*Challenge:* Reproduce everything in the records from the first line down to the line containing "3gpp-label: 3GPP xyxy=(228,128,265,144)", keeping the wording unchanged.

####

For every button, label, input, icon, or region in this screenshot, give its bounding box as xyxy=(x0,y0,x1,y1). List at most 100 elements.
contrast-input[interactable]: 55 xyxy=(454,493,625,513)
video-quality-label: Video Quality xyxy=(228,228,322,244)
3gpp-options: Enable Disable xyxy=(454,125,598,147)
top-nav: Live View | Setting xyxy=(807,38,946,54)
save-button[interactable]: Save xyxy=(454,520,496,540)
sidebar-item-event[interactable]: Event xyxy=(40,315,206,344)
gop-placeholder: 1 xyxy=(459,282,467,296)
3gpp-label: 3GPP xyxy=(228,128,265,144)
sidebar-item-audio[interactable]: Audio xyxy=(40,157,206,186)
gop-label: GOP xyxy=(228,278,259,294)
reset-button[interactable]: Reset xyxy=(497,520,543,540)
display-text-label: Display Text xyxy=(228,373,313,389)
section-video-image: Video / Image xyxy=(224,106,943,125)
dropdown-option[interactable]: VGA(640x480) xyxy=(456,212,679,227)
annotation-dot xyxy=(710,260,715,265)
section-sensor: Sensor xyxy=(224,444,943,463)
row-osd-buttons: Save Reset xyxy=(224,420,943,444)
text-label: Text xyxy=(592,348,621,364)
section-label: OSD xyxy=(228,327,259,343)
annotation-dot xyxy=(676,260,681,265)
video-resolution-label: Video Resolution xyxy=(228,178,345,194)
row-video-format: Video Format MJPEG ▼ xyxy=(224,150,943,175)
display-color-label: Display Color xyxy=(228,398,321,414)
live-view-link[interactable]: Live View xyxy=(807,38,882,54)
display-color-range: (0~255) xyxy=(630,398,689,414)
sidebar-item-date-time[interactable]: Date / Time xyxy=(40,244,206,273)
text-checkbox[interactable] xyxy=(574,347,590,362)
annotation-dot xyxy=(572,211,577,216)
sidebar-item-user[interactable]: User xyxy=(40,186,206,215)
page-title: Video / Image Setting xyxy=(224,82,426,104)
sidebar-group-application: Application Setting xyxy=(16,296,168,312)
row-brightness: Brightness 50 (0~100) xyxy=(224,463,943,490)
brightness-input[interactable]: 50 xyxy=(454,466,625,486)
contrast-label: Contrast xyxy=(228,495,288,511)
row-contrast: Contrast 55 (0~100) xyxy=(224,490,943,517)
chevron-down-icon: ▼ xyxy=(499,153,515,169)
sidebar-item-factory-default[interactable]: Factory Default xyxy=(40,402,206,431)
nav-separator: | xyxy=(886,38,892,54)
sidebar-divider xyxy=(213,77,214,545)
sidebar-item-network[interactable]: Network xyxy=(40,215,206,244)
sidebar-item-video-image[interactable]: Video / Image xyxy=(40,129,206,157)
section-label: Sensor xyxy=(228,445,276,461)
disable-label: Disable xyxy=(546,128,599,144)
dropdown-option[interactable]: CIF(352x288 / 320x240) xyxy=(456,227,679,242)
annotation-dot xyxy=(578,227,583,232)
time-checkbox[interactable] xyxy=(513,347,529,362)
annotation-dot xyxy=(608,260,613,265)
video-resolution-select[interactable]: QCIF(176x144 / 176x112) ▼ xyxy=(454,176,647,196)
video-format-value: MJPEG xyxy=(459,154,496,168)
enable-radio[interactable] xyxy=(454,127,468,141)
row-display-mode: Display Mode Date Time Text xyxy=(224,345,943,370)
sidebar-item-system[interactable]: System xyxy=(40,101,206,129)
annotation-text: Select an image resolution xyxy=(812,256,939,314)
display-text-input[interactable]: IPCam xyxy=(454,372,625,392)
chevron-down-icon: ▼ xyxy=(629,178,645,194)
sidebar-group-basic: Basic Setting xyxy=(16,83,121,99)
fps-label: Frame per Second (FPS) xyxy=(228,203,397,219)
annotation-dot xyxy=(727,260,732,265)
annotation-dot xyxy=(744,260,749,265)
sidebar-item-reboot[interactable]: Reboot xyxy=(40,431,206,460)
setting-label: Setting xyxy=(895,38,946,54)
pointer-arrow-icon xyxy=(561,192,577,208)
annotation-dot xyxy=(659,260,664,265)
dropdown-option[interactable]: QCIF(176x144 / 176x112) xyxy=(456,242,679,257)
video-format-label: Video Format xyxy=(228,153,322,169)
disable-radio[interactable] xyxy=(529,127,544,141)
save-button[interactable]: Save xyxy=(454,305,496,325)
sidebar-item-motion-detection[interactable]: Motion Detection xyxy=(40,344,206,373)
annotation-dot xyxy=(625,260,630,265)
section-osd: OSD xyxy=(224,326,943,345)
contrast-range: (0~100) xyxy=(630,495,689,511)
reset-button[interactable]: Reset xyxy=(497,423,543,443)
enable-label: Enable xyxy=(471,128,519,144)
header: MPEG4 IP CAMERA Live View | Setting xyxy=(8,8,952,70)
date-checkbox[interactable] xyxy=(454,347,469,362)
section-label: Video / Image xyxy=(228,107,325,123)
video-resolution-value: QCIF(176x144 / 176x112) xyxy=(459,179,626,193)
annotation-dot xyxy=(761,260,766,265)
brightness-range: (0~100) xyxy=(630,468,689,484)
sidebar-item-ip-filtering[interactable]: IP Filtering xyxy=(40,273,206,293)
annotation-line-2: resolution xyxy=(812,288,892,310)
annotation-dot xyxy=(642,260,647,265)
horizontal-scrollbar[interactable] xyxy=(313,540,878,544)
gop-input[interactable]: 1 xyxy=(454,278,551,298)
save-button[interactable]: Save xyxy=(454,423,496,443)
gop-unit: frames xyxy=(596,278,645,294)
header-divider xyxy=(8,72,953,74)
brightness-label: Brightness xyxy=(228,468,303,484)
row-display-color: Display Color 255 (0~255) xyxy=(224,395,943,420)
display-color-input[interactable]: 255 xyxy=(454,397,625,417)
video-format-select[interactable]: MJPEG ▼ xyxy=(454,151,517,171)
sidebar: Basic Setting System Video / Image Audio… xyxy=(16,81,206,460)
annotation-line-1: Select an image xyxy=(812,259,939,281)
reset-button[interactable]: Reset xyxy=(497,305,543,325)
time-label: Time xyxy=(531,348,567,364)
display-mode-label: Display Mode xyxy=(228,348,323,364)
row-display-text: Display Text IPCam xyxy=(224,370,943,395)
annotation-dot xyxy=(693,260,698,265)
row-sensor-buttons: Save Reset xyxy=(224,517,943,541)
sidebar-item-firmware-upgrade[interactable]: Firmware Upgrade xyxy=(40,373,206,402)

####

*Task solution:*
For every button, label, input, icon, or region in this screenshot, give its bounding box as xyxy=(x0,y0,x1,y1). List at most 100 elements.
contrast-input[interactable]: 55 xyxy=(454,493,625,513)
video-quality-label: Video Quality xyxy=(228,228,322,244)
3gpp-options: Enable Disable xyxy=(454,125,598,147)
top-nav: Live View | Setting xyxy=(807,38,946,54)
save-button[interactable]: Save xyxy=(454,520,496,540)
sidebar-item-event[interactable]: Event xyxy=(40,315,206,344)
gop-placeholder: 1 xyxy=(459,282,467,296)
3gpp-label: 3GPP xyxy=(228,128,265,144)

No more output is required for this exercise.